WRITTEN TASK:
How many lines in the entries below include the string "Print"? Answer with the number only.

EXTRACTED RECORDS:
=-=-=-=-=

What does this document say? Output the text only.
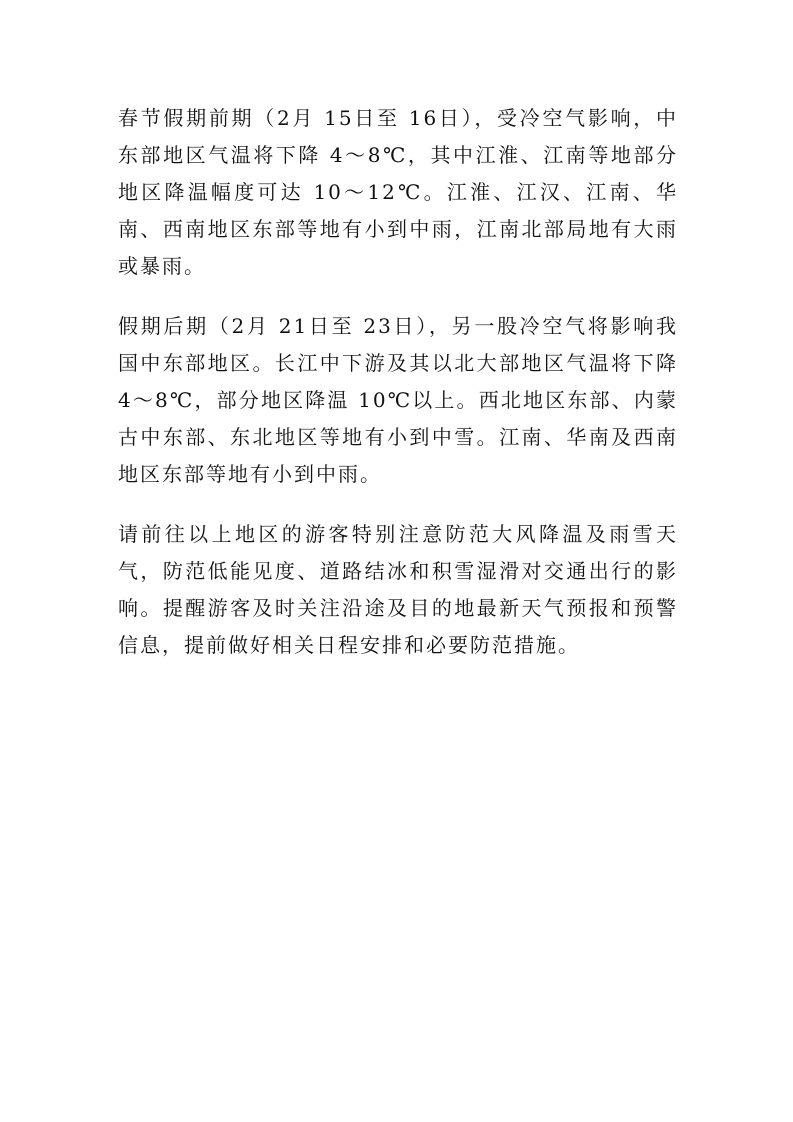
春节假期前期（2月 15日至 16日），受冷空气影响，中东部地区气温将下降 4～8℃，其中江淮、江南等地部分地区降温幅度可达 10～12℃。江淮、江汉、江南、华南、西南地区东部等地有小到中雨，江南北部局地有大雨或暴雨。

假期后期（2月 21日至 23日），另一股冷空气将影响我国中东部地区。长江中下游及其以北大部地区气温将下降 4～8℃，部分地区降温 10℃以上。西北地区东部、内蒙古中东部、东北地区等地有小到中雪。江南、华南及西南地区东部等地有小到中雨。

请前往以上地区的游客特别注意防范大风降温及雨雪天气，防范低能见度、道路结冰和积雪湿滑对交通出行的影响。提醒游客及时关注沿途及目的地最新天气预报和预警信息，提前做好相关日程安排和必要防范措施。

=-=-=-=-=

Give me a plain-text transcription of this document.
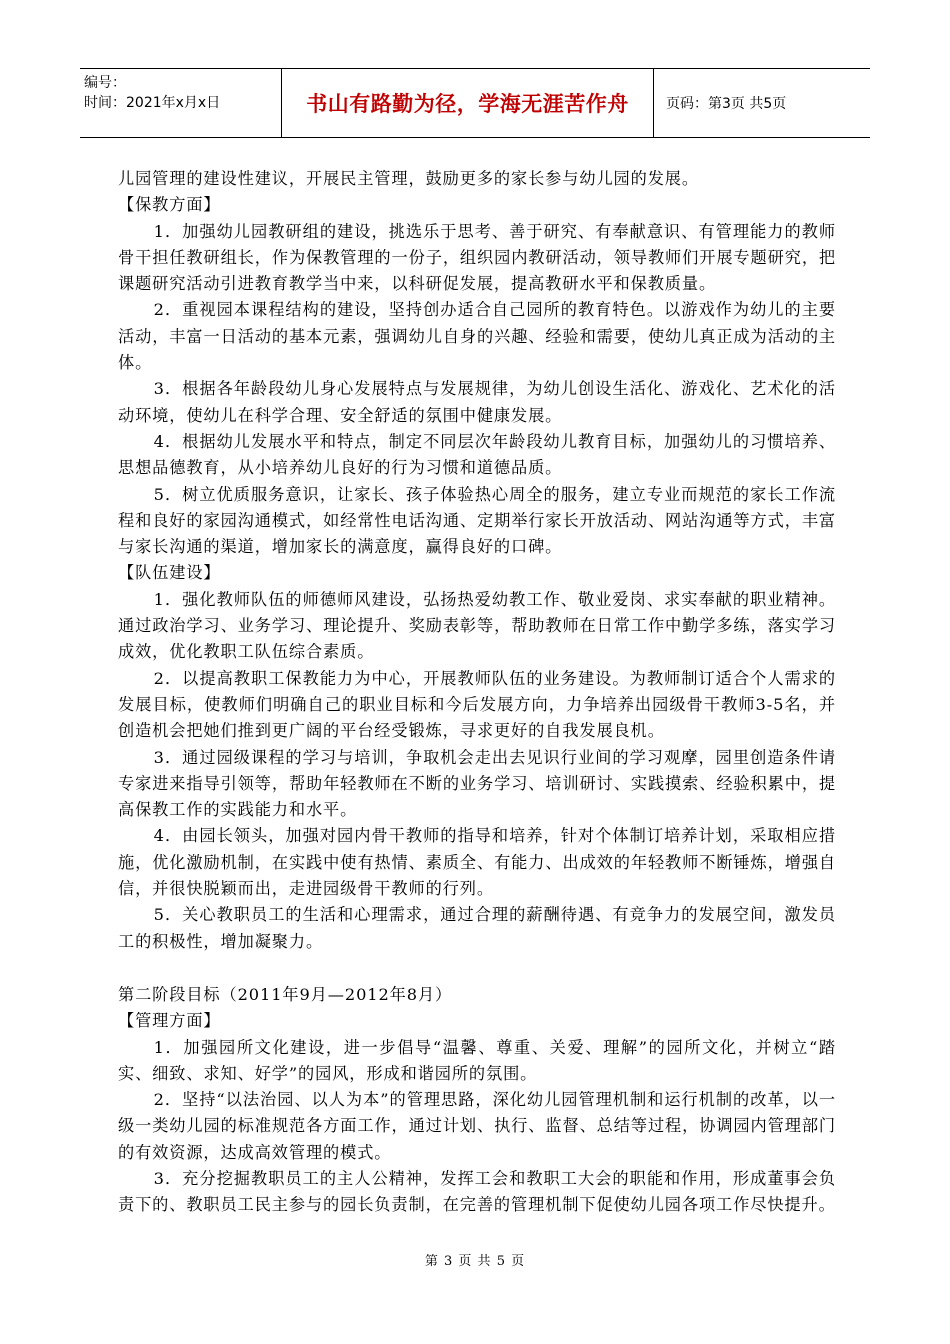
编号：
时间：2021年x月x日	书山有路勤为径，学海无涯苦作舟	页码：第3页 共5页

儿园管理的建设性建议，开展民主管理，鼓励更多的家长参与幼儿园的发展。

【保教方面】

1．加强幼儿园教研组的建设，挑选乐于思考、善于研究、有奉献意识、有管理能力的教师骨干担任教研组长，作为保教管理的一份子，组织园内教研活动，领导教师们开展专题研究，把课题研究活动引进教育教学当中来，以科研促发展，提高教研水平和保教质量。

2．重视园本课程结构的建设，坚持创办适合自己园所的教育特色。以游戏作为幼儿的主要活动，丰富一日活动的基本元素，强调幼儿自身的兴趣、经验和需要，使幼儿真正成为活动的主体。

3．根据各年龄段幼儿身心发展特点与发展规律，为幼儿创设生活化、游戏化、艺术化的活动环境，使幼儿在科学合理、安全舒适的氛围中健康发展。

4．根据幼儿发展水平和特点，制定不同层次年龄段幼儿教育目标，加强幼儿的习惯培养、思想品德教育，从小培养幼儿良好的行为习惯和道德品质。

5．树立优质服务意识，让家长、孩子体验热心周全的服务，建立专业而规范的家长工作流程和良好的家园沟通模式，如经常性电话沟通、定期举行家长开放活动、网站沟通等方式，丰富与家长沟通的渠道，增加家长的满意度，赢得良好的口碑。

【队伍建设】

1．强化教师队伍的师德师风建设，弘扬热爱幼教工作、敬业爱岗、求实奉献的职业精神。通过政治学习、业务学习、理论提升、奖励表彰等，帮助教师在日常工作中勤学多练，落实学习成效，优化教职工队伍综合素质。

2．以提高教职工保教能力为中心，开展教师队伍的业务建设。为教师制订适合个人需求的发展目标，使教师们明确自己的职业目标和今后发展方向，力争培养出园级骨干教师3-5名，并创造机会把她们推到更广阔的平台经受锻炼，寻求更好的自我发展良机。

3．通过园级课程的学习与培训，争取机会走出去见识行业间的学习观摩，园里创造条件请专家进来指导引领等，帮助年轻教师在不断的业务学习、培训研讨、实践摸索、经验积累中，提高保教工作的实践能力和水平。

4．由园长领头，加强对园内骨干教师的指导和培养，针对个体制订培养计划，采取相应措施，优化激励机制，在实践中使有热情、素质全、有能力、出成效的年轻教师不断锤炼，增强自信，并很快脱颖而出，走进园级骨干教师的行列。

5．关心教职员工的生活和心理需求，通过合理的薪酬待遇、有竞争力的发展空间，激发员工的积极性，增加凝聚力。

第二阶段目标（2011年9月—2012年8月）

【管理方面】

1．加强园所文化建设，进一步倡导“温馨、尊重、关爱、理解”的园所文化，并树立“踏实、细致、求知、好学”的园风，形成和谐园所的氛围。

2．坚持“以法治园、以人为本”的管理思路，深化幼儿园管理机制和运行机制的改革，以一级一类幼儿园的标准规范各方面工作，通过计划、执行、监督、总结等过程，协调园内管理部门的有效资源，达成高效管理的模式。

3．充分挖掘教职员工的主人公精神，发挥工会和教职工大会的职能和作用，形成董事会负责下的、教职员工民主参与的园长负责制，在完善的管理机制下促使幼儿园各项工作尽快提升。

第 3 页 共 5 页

=-=-=-=-=

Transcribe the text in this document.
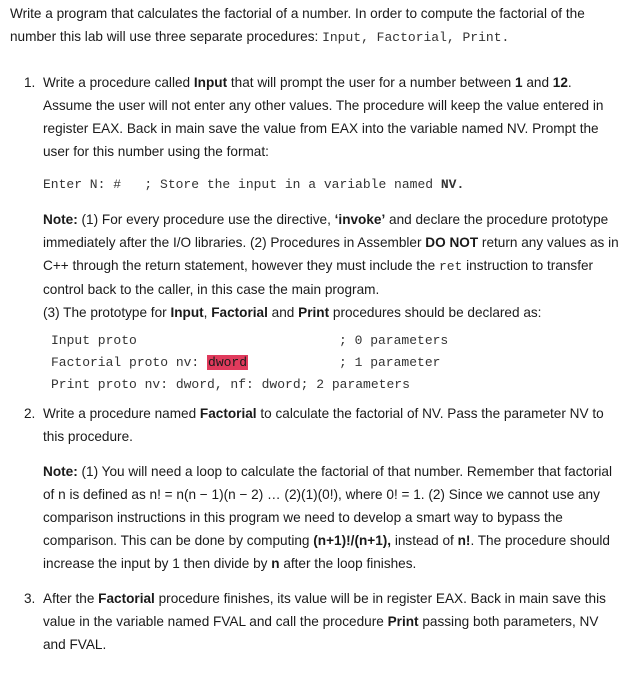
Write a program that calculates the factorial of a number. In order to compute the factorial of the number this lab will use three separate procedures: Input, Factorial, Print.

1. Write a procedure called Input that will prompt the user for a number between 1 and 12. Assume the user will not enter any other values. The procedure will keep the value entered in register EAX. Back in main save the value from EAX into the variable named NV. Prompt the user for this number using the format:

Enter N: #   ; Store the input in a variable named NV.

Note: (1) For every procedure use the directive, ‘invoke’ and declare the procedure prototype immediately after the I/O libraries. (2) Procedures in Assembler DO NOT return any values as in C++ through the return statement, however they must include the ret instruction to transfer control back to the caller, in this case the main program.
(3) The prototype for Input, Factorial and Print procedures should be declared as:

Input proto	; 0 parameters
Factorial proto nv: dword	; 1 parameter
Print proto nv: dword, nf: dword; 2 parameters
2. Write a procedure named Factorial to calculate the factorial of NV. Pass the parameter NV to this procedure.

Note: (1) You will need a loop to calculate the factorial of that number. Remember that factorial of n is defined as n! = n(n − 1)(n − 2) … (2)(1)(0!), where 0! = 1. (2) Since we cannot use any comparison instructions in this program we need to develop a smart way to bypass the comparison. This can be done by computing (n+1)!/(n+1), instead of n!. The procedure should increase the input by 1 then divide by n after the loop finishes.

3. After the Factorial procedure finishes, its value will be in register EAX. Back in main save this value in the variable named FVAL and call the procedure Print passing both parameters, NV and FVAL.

=-=-=-=-=

TASK RESPONSE:
4